What you are asked to do - Pick out the lines below that include the string "shown".
-- start Input material --
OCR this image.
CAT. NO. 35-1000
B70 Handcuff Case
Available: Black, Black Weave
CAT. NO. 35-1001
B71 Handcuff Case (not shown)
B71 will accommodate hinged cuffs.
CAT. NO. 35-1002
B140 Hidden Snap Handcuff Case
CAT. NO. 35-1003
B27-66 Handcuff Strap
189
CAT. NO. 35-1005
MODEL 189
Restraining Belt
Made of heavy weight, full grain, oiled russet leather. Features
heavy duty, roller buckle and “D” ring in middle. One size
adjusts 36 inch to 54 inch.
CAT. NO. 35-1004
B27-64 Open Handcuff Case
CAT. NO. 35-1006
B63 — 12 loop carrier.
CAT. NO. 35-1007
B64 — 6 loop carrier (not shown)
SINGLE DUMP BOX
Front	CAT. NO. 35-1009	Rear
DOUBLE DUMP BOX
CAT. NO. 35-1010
-- end Input material --
Result for this task -
B71 Handcuff Case (not shown)
B64 — 6 loop carrier (not shown)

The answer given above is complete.